• **Text**
....

The foreign employment market today is different from what it was a decade ago. Currently, instead of the traditional top management hire, foreign employment involves more middle management to executive levels with a limited housing budget. These expatriates are likely to be young executives working for a financial institution or researchers and laboratory executives. Despite the increase in foreign employees, the average housing budgets have remained relatively low. These new expatriates are likely to be given a housing allowance and are motivated by cost savings. They either downsize or seek discounted rents whenever the opportunity presents itself. As a result, smaller residential units close to their workplace or with good accessibility to public transport remain the main attraction.

Based on rental transactions recorded by URA Realis and sorted by districts, several observations can be made from the rental transaction volume over the decade.

While the prime districts of 9, 10 and 11 remain the traditional hot spots for leasing, the number of leasing deals there has been observed to be falling. At the same time, the Central Area (CBD/HarbourFront) comprising districts 1 to 5 has gained popularity as can be judged from the increase in leasing volume. A key factor is the revival of inner city living with tenants attracted by the proximity to the CBD, the arts and cultural activity, and other amenities within the area.

....

• **Supplied information**
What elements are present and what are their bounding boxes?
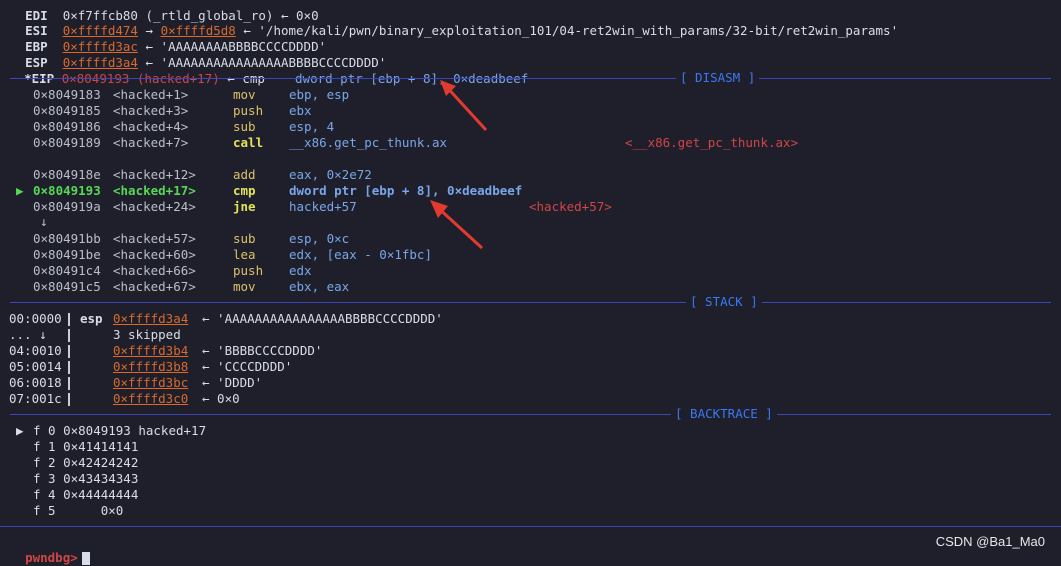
- current-frame-marker: ▶: [16, 423, 24, 438]
- disasm-operands: esp, 4: [289, 119, 335, 134]
- stack-separator: [68, 393, 70, 406]
- disasm-symbol: <hacked+4>: [113, 119, 189, 134]
- disasm-address: 0×8049189: [33, 135, 101, 150]
- backtrace-frame: f 4 0×44444444: [33, 487, 139, 502]
- disasm-address: 0×8049193: [33, 183, 101, 198]
- disasm-target: <hacked+57>: [529, 199, 612, 214]
- stack-separator: [68, 345, 70, 358]
- jump-down-arrow: ↓: [40, 214, 48, 229]
- stack-index: 00:0000: [9, 311, 62, 326]
- watermark: CSDN @Ba1_Ma0: [935, 534, 1045, 549]
- disasm-address: 0×80491bb: [33, 231, 101, 246]
- disasm-symbol: <hacked+67>: [113, 279, 196, 294]
- disasm-operands: edx, [eax - 0×1fbc]: [289, 247, 432, 262]
- backtrace-frame: f 5 0×0: [33, 503, 124, 518]
- backtrace-frame: f 2 0×42424242: [33, 455, 139, 470]
- disasm-address: 0×80491c5: [33, 279, 101, 294]
- disasm-operands: __x86.get_pc_thunk.ax: [289, 135, 448, 150]
- stack-value: ← 'DDDD': [202, 375, 263, 390]
- disasm-operands: ebx, eax: [289, 279, 350, 294]
- disasm-address: 0×804918e: [33, 167, 101, 182]
- stack-address[interactable]: 0×ffffd3c0: [113, 391, 188, 407]
- register-eip: *EIP 0×8049193 (hacked+17) ← cmp dword p…: [9, 55, 528, 86]
- disasm-operands: hacked+57: [289, 199, 357, 214]
- stack-index: 05:0014: [9, 359, 62, 374]
- disasm-mnemonic: push: [233, 263, 264, 278]
- disasm-target: <__x86.get_pc_thunk.ax>: [625, 135, 799, 150]
- bottom-divider: [0, 526, 1061, 527]
- stack-register: esp: [80, 311, 103, 326]
- disasm-operands: edx: [289, 263, 312, 278]
- disasm-symbol: <hacked+57>: [113, 231, 196, 246]
- disasm-mnemonic: jne: [233, 199, 256, 214]
- disasm-symbol: <hacked+60>: [113, 247, 196, 262]
- disasm-address: 0×8049183: [33, 87, 101, 102]
- disasm-operands: ebp, esp: [289, 87, 350, 102]
- disasm-symbol: <hacked+24>: [113, 199, 196, 214]
- annotation-arrow-2: [430, 200, 484, 250]
- backtrace-frame: f 1 0×41414141: [33, 439, 139, 454]
- disasm-address: 0×804919a: [33, 199, 101, 214]
- backtrace-divider: [10, 414, 1051, 415]
- disasm-mnemonic: mov: [233, 279, 256, 294]
- disasm-symbol: <hacked+12>: [113, 167, 196, 182]
- disasm-divider: [10, 78, 1051, 79]
- disasm-symbol: <hacked+66>: [113, 263, 196, 278]
- backtrace-frame: f 3 0×43434343: [33, 471, 139, 486]
- backtrace-header: [ BACKTRACE ]: [671, 406, 777, 422]
- register-esp: ESP 0×ffffd3a4 ← 'AAAAAAAAAAAAAAAABBBBCC…: [10, 39, 386, 70]
- stack-value: 3 skipped: [113, 327, 181, 342]
- stack-value: ← 'AAAAAAAAAAAAAAAABBBBCCCCDDDD': [202, 311, 443, 326]
- backtrace-frame: f 0 0×8049193 hacked+17: [33, 423, 207, 438]
- stack-value: ← 'CCCCDDDD': [202, 359, 293, 374]
- disasm-address: 0×8049185: [33, 103, 101, 118]
- disasm-symbol: <hacked+17>: [113, 183, 196, 198]
- annotation-arrow-1: [440, 80, 488, 132]
- stack-divider: [10, 302, 1051, 303]
- disasm-mnemonic: call: [233, 135, 264, 150]
- disasm-symbol: <hacked+3>: [113, 103, 189, 118]
- disasm-operands: ebx: [289, 103, 312, 118]
- stack-separator: [68, 361, 70, 374]
- stack-index: ... ↓: [9, 327, 47, 342]
- text-cursor: [81, 552, 90, 565]
- stack-index: 07:001c: [9, 391, 62, 406]
- disasm-operands: esp, 0×c: [289, 231, 350, 246]
- stack-index: 06:0018: [9, 375, 62, 390]
- register-esi: ESI 0×ffffd474 → 0×ffffd5d8 ← '/home/kal…: [10, 7, 898, 38]
- disasm-mnemonic: mov: [233, 87, 256, 102]
- stack-address[interactable]: 0×ffffd3a4: [113, 311, 188, 327]
- disasm-mnemonic: push: [233, 103, 264, 118]
- stack-header: [ STACK ]: [686, 294, 762, 310]
- prompt-line[interactable]: pwndbg>: [10, 534, 90, 565]
- stack-value: ← 'BBBBCCCCDDDD': [202, 343, 323, 358]
- disasm-address: 0×80491c4: [33, 263, 101, 278]
- stack-address[interactable]: 0×ffffd3b8: [113, 359, 188, 375]
- disasm-address: 0×80491be: [33, 247, 101, 262]
- disasm-operands: eax, 0×2e72: [289, 167, 372, 182]
- stack-separator: [68, 377, 70, 390]
- disasm-mnemonic: lea: [233, 247, 256, 262]
- stack-value: ← 0×0: [202, 391, 240, 406]
- stack-address[interactable]: 0×ffffd3b4: [113, 343, 188, 359]
- stack-address[interactable]: 0×ffffd3bc: [113, 375, 188, 391]
- disasm-mnemonic: add: [233, 167, 256, 182]
- disasm-address: 0×8049186: [33, 119, 101, 134]
- disasm-header: [ DISASM ]: [676, 70, 760, 86]
- disasm-symbol: <hacked+1>: [113, 87, 189, 102]
- register-ebp: EBP 0×ffffd3ac ← 'AAAAAAAABBBBCCCCDDDD': [10, 23, 326, 54]
- disasm-symbol: <hacked+7>: [113, 135, 189, 150]
- stack-separator: [68, 329, 70, 342]
- disasm-mnemonic: sub: [233, 231, 256, 246]
- disasm-mnemonic: sub: [233, 119, 256, 134]
- stack-separator: [68, 313, 70, 326]
- current-instruction-marker: ▶: [16, 183, 24, 198]
- stack-index: 04:0010: [9, 343, 62, 358]
- disasm-mnemonic: cmp: [233, 183, 256, 198]
- register-rest: ← '/home/kali/pwn/binary_exploitation_10…: [243, 23, 899, 38]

....

• **Stated problem 1**
Please rewrite the paragraph of the expatriate housing text that begins "While the prime districts of 9, 10 and 11" as a short bulleted list that keeps its main facts.
• **Stated problem 2**
Reproduce the part of the expatriate housing text from "The foreign employment" up to and including "the main attraction.".

• **Task solution 1**
- Districts 9, 10 and 11, the prime districts, are still the traditional leasing hot spots, but their number of leasing deals is falling.
- Leasing volume has risen in the Central Area (CBD/HarbourFront), districts 1 to 5, showing its growing popularity.
- A key reason is the revival of inner city living: tenants are drawn by nearness to the CBD, arts and cultural activity, and other local amenities.

• **Task solution 2**
The foreign employment market today is different from what it was a decade ago. Currently, instead of the traditional top management hire, foreign employment involves more middle management to executive levels with a limited housing budget. These expatriates are likely to be young executives working for a financial institution or researchers and laboratory executives. Despite the increase in foreign employees, the average housing budgets have remained relatively low. These new expatriates are likely to be given a housing allowance and are motivated by cost savings. They either downsize or seek discounted rents whenever the opportunity presents itself. As a result, smaller residential units close to their workplace or with good accessibility to public transport remain the main attraction.